STATED PROBLEM.
Below is a block of records; return all of them exactly, but without the images.

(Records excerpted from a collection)

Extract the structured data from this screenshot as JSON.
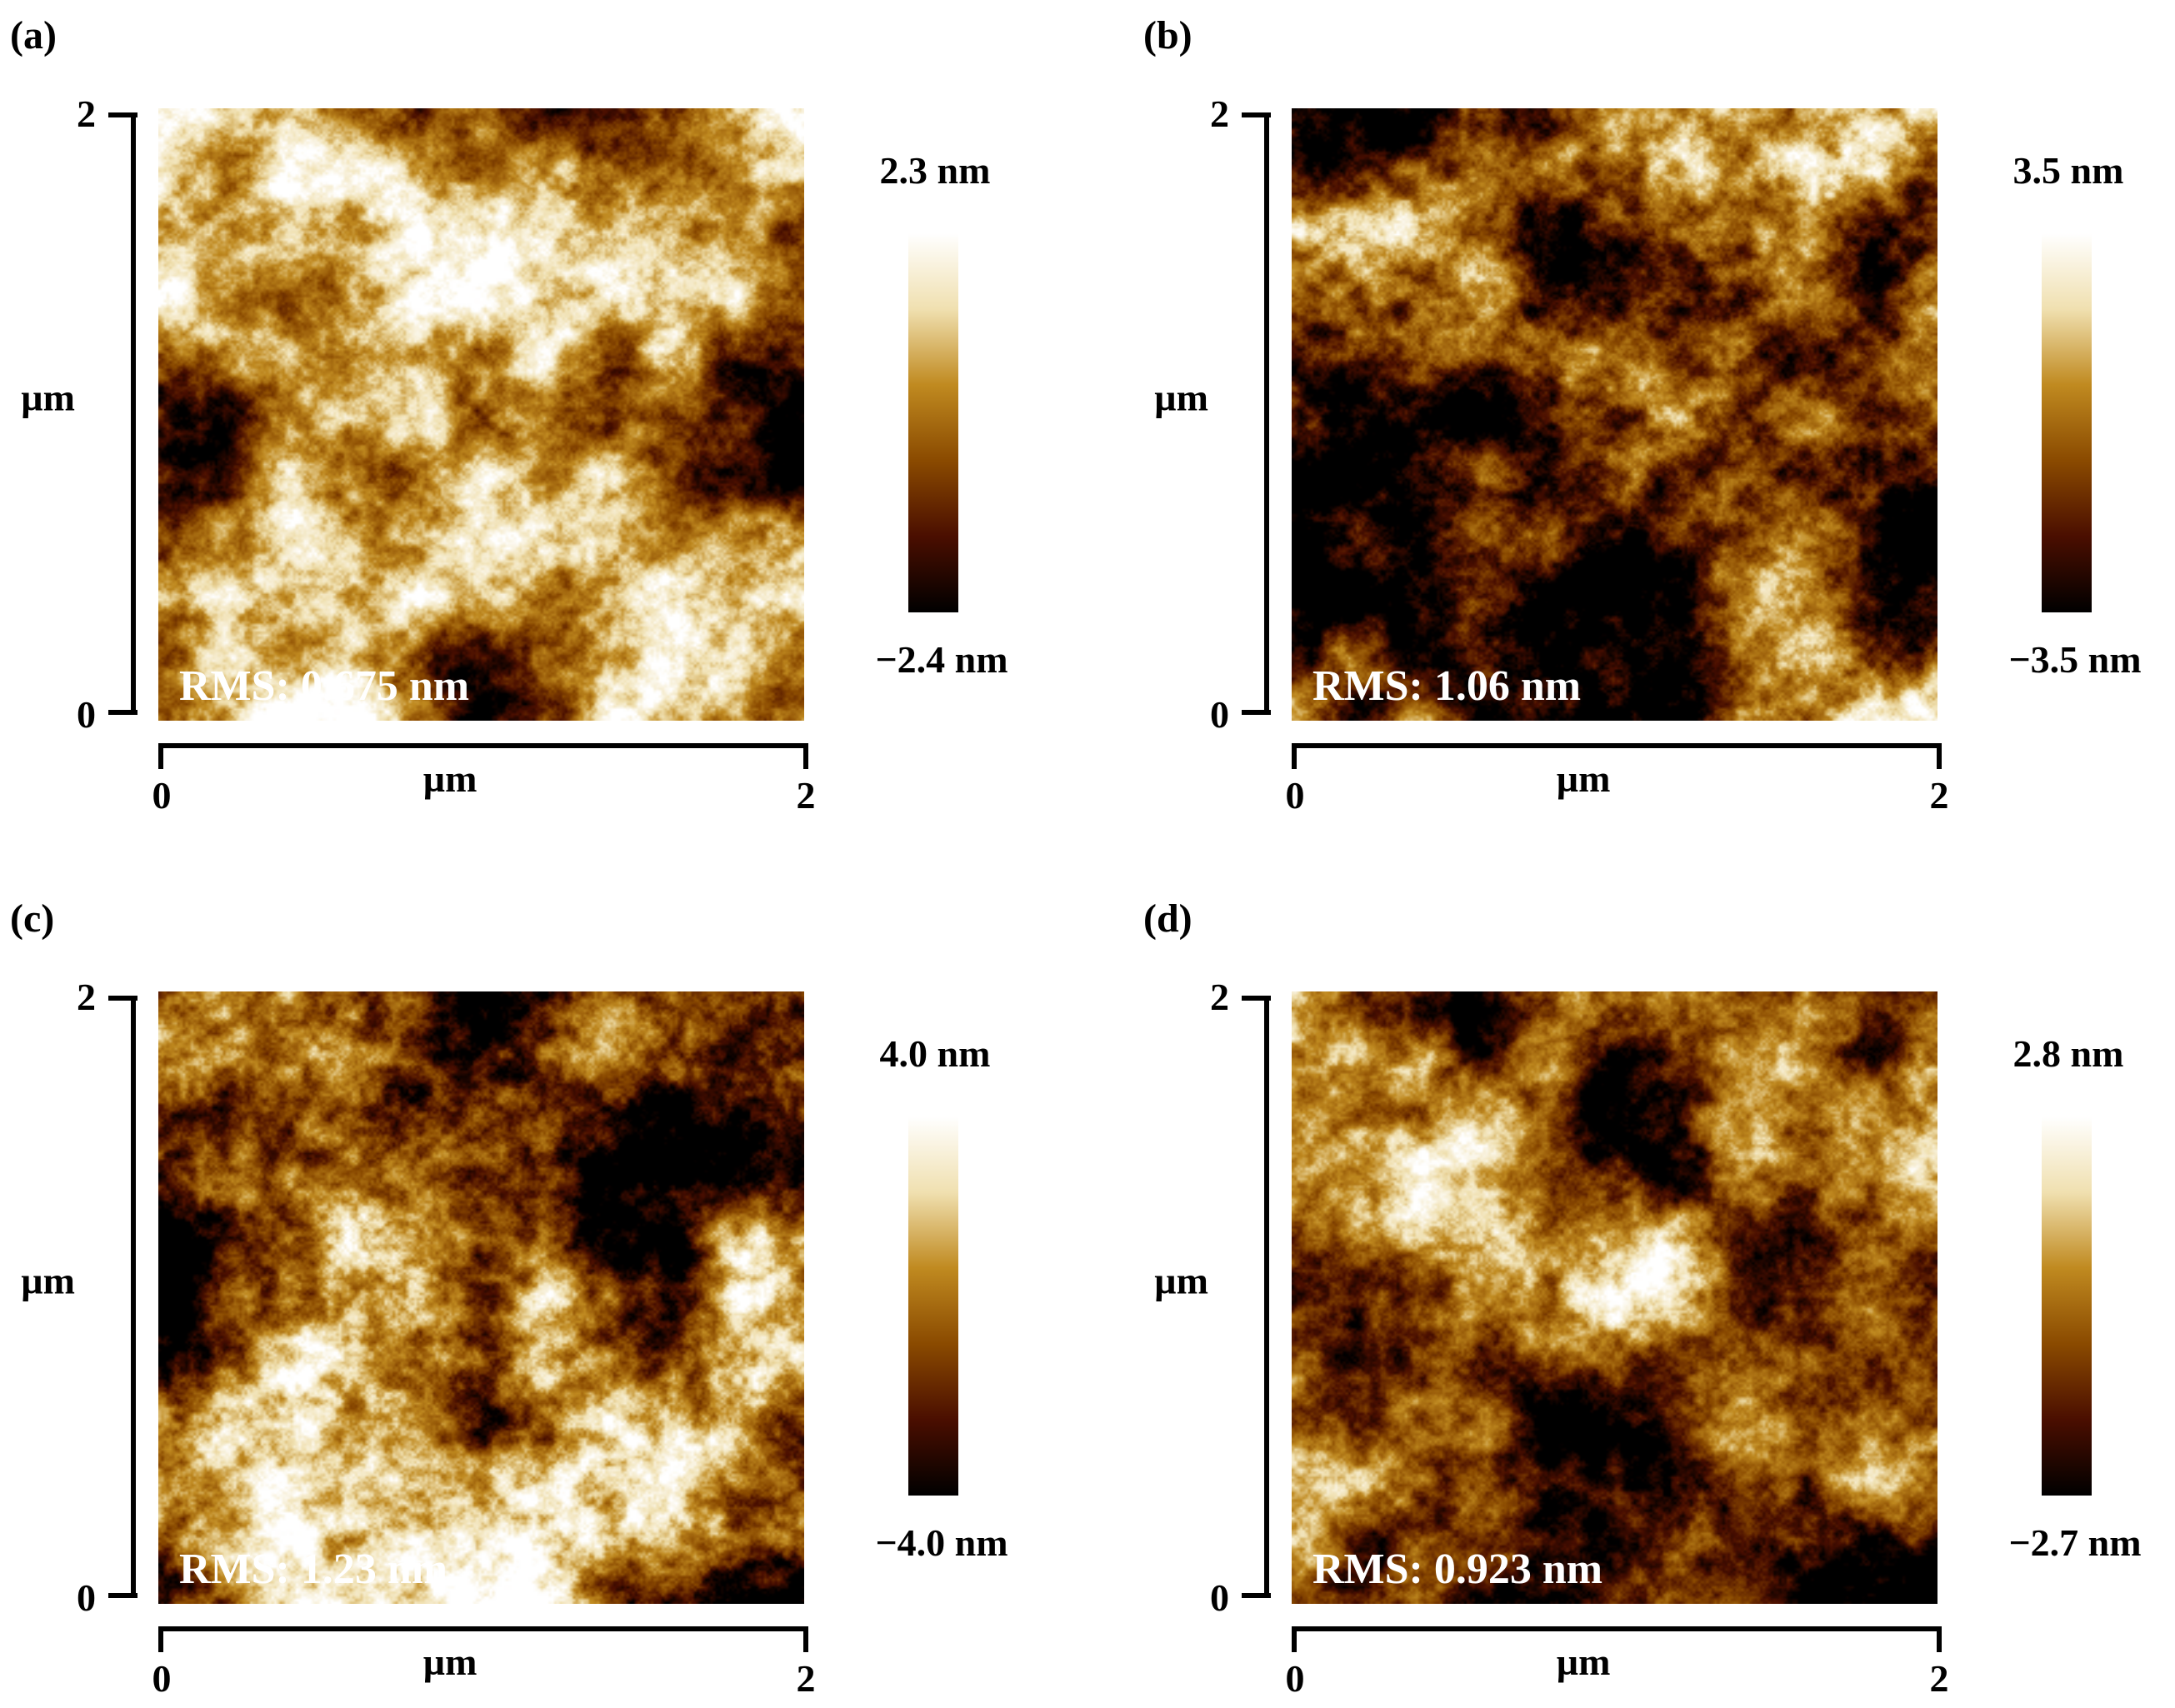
{
  "figure": {
    "panels": [
      {
        "label": "(a)",
        "x_axis": {
          "label": "µm",
          "tick_min": "0",
          "tick_max": "2"
        },
        "y_axis": {
          "label": "µm",
          "tick_min": "0",
          "tick_max": "2"
        },
        "colorbar": {
          "max": "2.3 nm",
          "min": "−2.4 nm"
        },
        "rms": "RMS: 0.675 nm",
        "texture": {
          "seed": 3,
          "contrast": 1.0,
          "mean": 0.48
        }
      },
      {
        "label": "(b)",
        "x_axis": {
          "label": "µm",
          "tick_min": "0",
          "tick_max": "2"
        },
        "y_axis": {
          "label": "µm",
          "tick_min": "0",
          "tick_max": "2"
        },
        "colorbar": {
          "max": "3.5 nm",
          "min": "−3.5 nm"
        },
        "rms": "RMS: 1.06 nm",
        "texture": {
          "seed": 7,
          "contrast": 1.15,
          "mean": 0.45
        }
      },
      {
        "label": "(c)",
        "x_axis": {
          "label": "µm",
          "tick_min": "0",
          "tick_max": "2"
        },
        "y_axis": {
          "label": "µm",
          "tick_min": "0",
          "tick_max": "2"
        },
        "colorbar": {
          "max": "4.0 nm",
          "min": "−4.0 nm"
        },
        "rms": "RMS: 1.23 nm",
        "texture": {
          "seed": 11,
          "contrast": 1.2,
          "mean": 0.47
        }
      },
      {
        "label": "(d)",
        "x_axis": {
          "label": "µm",
          "tick_min": "0",
          "tick_max": "2"
        },
        "y_axis": {
          "label": "µm",
          "tick_min": "0",
          "tick_max": "2"
        },
        "colorbar": {
          "max": "2.8 nm",
          "min": "−2.7 nm"
        },
        "rms": "RMS: 0.923 nm",
        "texture": {
          "seed": 17,
          "contrast": 1.05,
          "mean": 0.44
        }
      }
    ],
    "colormap": [
      "#000000",
      "#4a0e00",
      "#8a4a00",
      "#c08a20",
      "#f0e0b0",
      "#ffffff"
    ]
  }
}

ANSWER.
Extract the structured data from this screenshot as JSON.
{
  "figure": {
    "panels": [
      {
        "label": "(a)",
        "x_axis": {
          "label": "µm",
          "tick_min": "0",
          "tick_max": "2"
        },
        "y_axis": {
          "label": "µm",
          "tick_min": "0",
          "tick_max": "2"
        },
        "colorbar": {
          "max": "2.3 nm",
          "min": "−2.4 nm"
        },
        "rms": "RMS: 0.675 nm",
        "texture": {
          "seed": 3,
          "contrast": 1.0,
          "mean": 0.48
        }
      },
      {
        "label": "(b)",
        "x_axis": {
          "label": "µm",
          "tick_min": "0",
          "tick_max": "2"
        },
        "y_axis": {
          "label": "µm",
          "tick_min": "0",
          "tick_max": "2"
        },
        "colorbar": {
          "max": "3.5 nm",
          "min": "−3.5 nm"
        },
        "rms": "RMS: 1.06 nm",
        "texture": {
          "seed": 7,
          "contrast": 1.15,
          "mean": 0.45
        }
      },
      {
        "label": "(c)",
        "x_axis": {
          "label": "µm",
          "tick_min": "0",
          "tick_max": "2"
        },
        "y_axis": {
          "label": "µm",
          "tick_min": "0",
          "tick_max": "2"
        },
        "colorbar": {
          "max": "4.0 nm",
          "min": "−4.0 nm"
        },
        "rms": "RMS: 1.23 nm",
        "texture": {
          "seed": 11,
          "contrast": 1.2,
          "mean": 0.47
        }
      },
      {
        "label": "(d)",
        "x_axis": {
          "label": "µm",
          "tick_min": "0",
          "tick_max": "2"
        },
        "y_axis": {
          "label": "µm",
          "tick_min": "0",
          "tick_max": "2"
        },
        "colorbar": {
          "max": "2.8 nm",
          "min": "−2.7 nm"
        },
        "rms": "RMS: 0.923 nm",
        "texture": {
          "seed": 17,
          "contrast": 1.05,
          "mean": 0.44
        }
      }
    ],
    "colormap": [
      "#000000",
      "#4a0e00",
      "#8a4a00",
      "#c08a20",
      "#f0e0b0",
      "#ffffff"
    ]
  }
}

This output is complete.